Identify the lines that contain the string "Hemorrhage", then copy each of them.

Items listed in a dataset:
= = =

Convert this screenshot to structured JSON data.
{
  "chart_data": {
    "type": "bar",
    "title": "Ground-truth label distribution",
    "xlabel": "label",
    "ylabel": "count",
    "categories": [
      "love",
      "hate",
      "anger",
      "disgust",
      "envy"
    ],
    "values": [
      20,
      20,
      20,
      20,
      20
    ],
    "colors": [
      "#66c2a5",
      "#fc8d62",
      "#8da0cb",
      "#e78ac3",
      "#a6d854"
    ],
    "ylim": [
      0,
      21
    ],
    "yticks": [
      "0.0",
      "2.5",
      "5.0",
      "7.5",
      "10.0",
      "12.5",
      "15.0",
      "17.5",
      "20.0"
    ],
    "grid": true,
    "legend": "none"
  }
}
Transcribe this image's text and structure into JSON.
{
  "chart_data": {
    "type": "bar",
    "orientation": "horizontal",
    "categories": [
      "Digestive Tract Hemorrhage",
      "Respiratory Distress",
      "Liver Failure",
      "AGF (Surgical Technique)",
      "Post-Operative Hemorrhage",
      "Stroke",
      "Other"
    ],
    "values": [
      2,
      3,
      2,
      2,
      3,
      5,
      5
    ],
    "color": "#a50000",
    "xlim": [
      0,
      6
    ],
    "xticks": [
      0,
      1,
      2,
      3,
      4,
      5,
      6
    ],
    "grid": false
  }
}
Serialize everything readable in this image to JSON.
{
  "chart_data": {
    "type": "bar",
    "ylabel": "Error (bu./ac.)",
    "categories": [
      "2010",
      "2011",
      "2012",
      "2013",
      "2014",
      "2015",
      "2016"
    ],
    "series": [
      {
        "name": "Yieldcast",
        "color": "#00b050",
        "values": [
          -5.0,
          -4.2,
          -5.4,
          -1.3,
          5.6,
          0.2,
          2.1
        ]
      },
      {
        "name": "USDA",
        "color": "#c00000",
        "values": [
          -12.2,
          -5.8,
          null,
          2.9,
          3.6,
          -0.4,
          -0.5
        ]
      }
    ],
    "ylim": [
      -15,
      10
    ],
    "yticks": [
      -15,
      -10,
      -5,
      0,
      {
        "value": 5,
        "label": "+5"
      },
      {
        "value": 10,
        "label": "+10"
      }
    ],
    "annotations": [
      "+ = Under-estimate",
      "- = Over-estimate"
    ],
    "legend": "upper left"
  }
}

= = =

◆ Correct response
      "Digestive Tract Hemorrhage",
      "Post-Operative Hemorrhage",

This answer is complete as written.